OBJECTIVE
Your task is to copy every record exactly.

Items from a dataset
'''

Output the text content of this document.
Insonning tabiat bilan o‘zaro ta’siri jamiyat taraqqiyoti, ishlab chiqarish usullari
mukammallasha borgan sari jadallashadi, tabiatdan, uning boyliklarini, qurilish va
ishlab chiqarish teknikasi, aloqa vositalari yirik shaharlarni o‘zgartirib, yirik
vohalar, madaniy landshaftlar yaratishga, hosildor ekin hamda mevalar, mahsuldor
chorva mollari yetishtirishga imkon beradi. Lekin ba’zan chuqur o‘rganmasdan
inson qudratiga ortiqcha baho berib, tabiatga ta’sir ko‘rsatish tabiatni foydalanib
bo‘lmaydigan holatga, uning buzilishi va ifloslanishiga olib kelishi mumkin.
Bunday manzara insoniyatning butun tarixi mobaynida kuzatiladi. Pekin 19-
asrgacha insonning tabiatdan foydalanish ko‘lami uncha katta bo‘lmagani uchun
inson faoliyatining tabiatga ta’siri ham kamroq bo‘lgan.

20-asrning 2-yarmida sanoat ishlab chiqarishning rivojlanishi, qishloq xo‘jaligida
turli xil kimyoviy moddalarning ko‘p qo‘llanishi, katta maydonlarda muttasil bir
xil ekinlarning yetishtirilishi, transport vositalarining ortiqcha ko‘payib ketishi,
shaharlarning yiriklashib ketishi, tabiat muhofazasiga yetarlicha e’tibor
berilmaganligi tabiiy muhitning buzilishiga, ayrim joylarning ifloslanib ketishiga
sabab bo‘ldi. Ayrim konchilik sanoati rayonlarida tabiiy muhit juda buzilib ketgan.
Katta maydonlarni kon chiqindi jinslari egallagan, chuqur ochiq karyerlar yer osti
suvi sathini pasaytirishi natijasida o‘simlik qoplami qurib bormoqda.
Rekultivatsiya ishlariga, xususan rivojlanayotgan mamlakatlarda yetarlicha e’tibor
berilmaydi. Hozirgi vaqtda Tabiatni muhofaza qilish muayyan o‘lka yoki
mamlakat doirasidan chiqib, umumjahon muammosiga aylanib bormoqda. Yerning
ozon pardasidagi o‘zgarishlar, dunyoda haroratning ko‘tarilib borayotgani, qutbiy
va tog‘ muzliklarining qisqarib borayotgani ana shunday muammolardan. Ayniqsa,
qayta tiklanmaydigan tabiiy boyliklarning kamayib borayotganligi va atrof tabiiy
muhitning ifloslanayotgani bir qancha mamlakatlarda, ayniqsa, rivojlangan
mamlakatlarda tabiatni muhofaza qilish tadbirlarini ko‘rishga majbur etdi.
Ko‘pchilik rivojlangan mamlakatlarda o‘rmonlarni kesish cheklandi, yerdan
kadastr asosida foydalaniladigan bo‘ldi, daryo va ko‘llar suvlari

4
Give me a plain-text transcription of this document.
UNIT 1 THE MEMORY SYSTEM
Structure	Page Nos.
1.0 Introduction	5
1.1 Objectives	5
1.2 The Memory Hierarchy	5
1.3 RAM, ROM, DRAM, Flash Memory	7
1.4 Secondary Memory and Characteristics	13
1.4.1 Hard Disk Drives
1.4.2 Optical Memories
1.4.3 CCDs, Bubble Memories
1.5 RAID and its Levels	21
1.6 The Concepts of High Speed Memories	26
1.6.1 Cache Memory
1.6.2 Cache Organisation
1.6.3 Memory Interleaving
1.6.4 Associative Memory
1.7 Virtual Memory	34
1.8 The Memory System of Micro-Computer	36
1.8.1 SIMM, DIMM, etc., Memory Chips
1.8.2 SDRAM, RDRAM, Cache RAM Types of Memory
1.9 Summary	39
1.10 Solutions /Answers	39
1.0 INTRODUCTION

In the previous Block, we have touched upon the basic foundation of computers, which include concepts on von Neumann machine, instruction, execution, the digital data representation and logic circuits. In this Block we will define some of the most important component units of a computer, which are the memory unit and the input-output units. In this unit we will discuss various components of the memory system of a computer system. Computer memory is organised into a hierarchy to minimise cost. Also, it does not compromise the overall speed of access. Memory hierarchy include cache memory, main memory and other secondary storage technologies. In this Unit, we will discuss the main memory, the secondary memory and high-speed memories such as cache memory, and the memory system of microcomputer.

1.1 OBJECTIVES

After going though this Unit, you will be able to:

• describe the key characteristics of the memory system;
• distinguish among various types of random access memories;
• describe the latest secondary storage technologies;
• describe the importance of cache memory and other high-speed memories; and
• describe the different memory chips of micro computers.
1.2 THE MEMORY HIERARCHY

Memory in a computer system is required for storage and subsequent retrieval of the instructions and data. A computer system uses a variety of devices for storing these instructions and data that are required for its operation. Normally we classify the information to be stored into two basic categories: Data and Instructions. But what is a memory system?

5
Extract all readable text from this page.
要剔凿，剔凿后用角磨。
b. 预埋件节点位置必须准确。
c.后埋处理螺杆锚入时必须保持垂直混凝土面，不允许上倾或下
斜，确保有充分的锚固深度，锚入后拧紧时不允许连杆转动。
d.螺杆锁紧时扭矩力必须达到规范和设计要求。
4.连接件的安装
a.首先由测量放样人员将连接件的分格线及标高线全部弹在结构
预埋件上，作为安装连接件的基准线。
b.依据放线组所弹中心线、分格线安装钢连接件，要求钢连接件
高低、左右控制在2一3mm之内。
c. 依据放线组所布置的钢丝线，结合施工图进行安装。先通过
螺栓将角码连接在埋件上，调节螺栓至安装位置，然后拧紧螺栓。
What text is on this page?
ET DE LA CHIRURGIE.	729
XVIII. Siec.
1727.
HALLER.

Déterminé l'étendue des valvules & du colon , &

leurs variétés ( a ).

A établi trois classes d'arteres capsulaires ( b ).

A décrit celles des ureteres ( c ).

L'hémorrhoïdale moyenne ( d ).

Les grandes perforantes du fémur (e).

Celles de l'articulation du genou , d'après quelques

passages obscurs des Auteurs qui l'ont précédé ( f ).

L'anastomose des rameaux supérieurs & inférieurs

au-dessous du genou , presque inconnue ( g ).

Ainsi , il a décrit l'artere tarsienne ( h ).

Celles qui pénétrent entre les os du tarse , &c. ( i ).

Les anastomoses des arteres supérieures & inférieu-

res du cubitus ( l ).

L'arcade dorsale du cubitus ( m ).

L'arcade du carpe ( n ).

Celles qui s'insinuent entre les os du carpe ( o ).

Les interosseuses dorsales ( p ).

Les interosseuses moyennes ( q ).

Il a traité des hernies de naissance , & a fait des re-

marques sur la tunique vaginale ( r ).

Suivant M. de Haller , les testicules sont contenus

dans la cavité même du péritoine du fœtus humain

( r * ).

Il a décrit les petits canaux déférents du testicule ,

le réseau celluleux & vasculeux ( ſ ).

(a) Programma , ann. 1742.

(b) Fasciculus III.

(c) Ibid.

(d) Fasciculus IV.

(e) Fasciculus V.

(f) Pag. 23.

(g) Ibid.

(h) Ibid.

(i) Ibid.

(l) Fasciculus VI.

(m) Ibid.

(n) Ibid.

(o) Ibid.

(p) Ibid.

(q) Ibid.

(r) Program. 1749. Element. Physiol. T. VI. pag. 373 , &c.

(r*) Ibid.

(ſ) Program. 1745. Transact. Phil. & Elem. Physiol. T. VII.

'''

CORRECT OUTPUT
Output the text content of this document.
Insonning tabiat bilan o‘zaro ta’siri jamiyat taraqqiyoti, ishlab chiqarish usullari
mukammallasha borgan sari jadallashadi, tabiatdan, uning boyliklarini, qurilish va
ishlab chiqarish teknikasi, aloqa vositalari yirik shaharlarni o‘zgartirib, yirik
vohalar, madaniy landshaftlar yaratishga, hosildor ekin hamda mevalar, mahsuldor
chorva mollari yetishtirishga imkon beradi. Lekin ba’zan chuqur o‘rganmasdan
inson qudratiga ortiqcha baho berib, tabiatga ta’sir ko‘rsatish tabiatni foydalanib
bo‘lmaydigan holatga, uning buzilishi va ifloslanishiga olib kelishi mumkin.
Bunday manzara insoniyatning butun tarixi mobaynida kuzatiladi. Pekin 19-
asrgacha insonning tabiatdan foydalanish ko‘lami uncha katta bo‘lmagani uchun
inson faoliyatining tabiatga ta’siri ham kamroq bo‘lgan.

20-asrning 2-yarmida sanoat ishlab chiqarishning rivojlanishi, qishloq xo‘jaligida
turli xil kimyoviy moddalarning ko‘p qo‘llanishi, katta maydonlarda muttasil bir
xil ekinlarning yetishtirilishi, transport vositalarining ortiqcha ko‘payib ketishi,
shaharlarning yiriklashib ketishi, tabiat muhofazasiga yetarlicha e’tibor
berilmaganligi tabiiy muhitning buzilishiga, ayrim joylarning ifloslanib ketishiga
sabab bo‘ldi. Ayrim konchilik sanoati rayonlarida tabiiy muhit juda buzilib ketgan.
Katta maydonlarni kon chiqindi jinslari egallagan, chuqur ochiq karyerlar yer osti
suvi sathini pasaytirishi natijasida o‘simlik qoplami qurib bormoqda.
Rekultivatsiya ishlariga, xususan rivojlanayotgan mamlakatlarda yetarlicha e’tibor
berilmaydi. Hozirgi vaqtda Tabiatni muhofaza qilish muayyan o‘lka yoki
mamlakat doirasidan chiqib, umumjahon muammosiga aylanib bormoqda. Yerning
ozon pardasidagi o‘zgarishlar, dunyoda haroratning ko‘tarilib borayotgani, qutbiy
va tog‘ muzliklarining qisqarib borayotgani ana shunday muammolardan. Ayniqsa,
qayta tiklanmaydigan tabiiy boyliklarning kamayib borayotganligi va atrof tabiiy
muhitning ifloslanayotgani bir qancha mamlakatlarda, ayniqsa, rivojlangan
mamlakatlarda tabiatni muhofaza qilish tadbirlarini ko‘rishga majbur etdi.
Ko‘pchilik rivojlangan mamlakatlarda o‘rmonlarni kesish cheklandi, yerdan
kadastr asosida foydalaniladigan bo‘ldi, daryo va ko‘llar suvlari

4
Give me a plain-text transcription of this document.
UNIT 1 THE MEMORY SYSTEM
Structure	Page Nos.
1.0 Introduction	5
1.1 Objectives	5
1.2 The Memory Hierarchy	5
1.3 RAM, ROM, DRAM, Flash Memory	7
1.4 Secondary Memory and Characteristics	13
1.4.1 Hard Disk Drives
1.4.2 Optical Memories
1.4.3 CCDs, Bubble Memories
1.5 RAID and its Levels	21
1.6 The Concepts of High Speed Memories	26
1.6.1 Cache Memory
1.6.2 Cache Organisation
1.6.3 Memory Interleaving
1.6.4 Associative Memory
1.7 Virtual Memory	34
1.8 The Memory System of Micro-Computer	36
1.8.1 SIMM, DIMM, etc., Memory Chips
1.8.2 SDRAM, RDRAM, Cache RAM Types of Memory
1.9 Summary	39
1.10 Solutions /Answers	39
1.0 INTRODUCTION

In the previous Block, we have touched upon the basic foundation of computers, which include concepts on von Neumann machine, instruction, execution, the digital data representation and logic circuits. In this Block we will define some of the most important component units of a computer, which are the memory unit and the input-output units. In this unit we will discuss various components of the memory system of a computer system. Computer memory is organised into a hierarchy to minimise cost. Also, it does not compromise the overall speed of access. Memory hierarchy include cache memory, main memory and other secondary storage technologies. In this Unit, we will discuss the main memory, the secondary memory and high-speed memories such as cache memory, and the memory system of microcomputer.

1.1 OBJECTIVES

After going though this Unit, you will be able to:

• describe the key characteristics of the memory system;
• distinguish among various types of random access memories;
• describe the latest secondary storage technologies;
• describe the importance of cache memory and other high-speed memories; and
• describe the different memory chips of micro computers.
1.2 THE MEMORY HIERARCHY

Memory in a computer system is required for storage and subsequent retrieval of the instructions and data. A computer system uses a variety of devices for storing these instructions and data that are required for its operation. Normally we classify the information to be stored into two basic categories: Data and Instructions. But what is a memory system?

5
Extract all readable text from this page.
要剔凿，剔凿后用角磨。
b. 预埋件节点位置必须准确。
c.后埋处理螺杆锚入时必须保持垂直混凝土面，不允许上倾或下
斜，确保有充分的锚固深度，锚入后拧紧时不允许连杆转动。
d.螺杆锁紧时扭矩力必须达到规范和设计要求。
4.连接件的安装
a.首先由测量放样人员将连接件的分格线及标高线全部弹在结构
预埋件上，作为安装连接件的基准线。
b.依据放线组所弹中心线、分格线安装钢连接件，要求钢连接件
高低、左右控制在2一3mm之内。
c. 依据放线组所布置的钢丝线，结合施工图进行安装。先通过
螺栓将角码连接在埋件上，调节螺栓至安装位置，然后拧紧螺栓。
What text is on this page?
ET DE LA CHIRURGIE.	729
XVIII. Siec.
1727.
HALLER.

Déterminé l'étendue des valvules & du colon , &

leurs variétés ( a ).

A établi trois classes d'arteres capsulaires ( b ).

A décrit celles des ureteres ( c ).

L'hémorrhoïdale moyenne ( d ).

Les grandes perforantes du fémur (e).

Celles de l'articulation du genou , d'après quelques

passages obscurs des Auteurs qui l'ont précédé ( f ).

L'anastomose des rameaux supérieurs & inférieurs

au-dessous du genou , presque inconnue ( g ).

Ainsi , il a décrit l'artere tarsienne ( h ).

Celles qui pénétrent entre les os du tarse , &c. ( i ).

Les anastomoses des arteres supérieures & inférieu-

res du cubitus ( l ).

L'arcade dorsale du cubitus ( m ).

L'arcade du carpe ( n ).

Celles qui s'insinuent entre les os du carpe ( o ).

Les interosseuses dorsales ( p ).

Les interosseuses moyennes ( q ).

Il a traité des hernies de naissance , & a fait des re-

marques sur la tunique vaginale ( r ).

Suivant M. de Haller , les testicules sont contenus

dans la cavité même du péritoine du fœtus humain

( r * ).

Il a décrit les petits canaux déférents du testicule ,

le réseau celluleux & vasculeux ( ſ ).

(a) Programma , ann. 1742.

(b) Fasciculus III.

(c) Ibid.

(d) Fasciculus IV.

(e) Fasciculus V.

(f) Pag. 23.

(g) Ibid.

(h) Ibid.

(i) Ibid.

(l) Fasciculus VI.

(m) Ibid.

(n) Ibid.

(o) Ibid.

(p) Ibid.

(q) Ibid.

(r) Program. 1749. Element. Physiol. T. VI. pag. 373 , &c.

(r*) Ibid.

(ſ) Program. 1745. Transact. Phil. & Elem. Physiol. T. VII.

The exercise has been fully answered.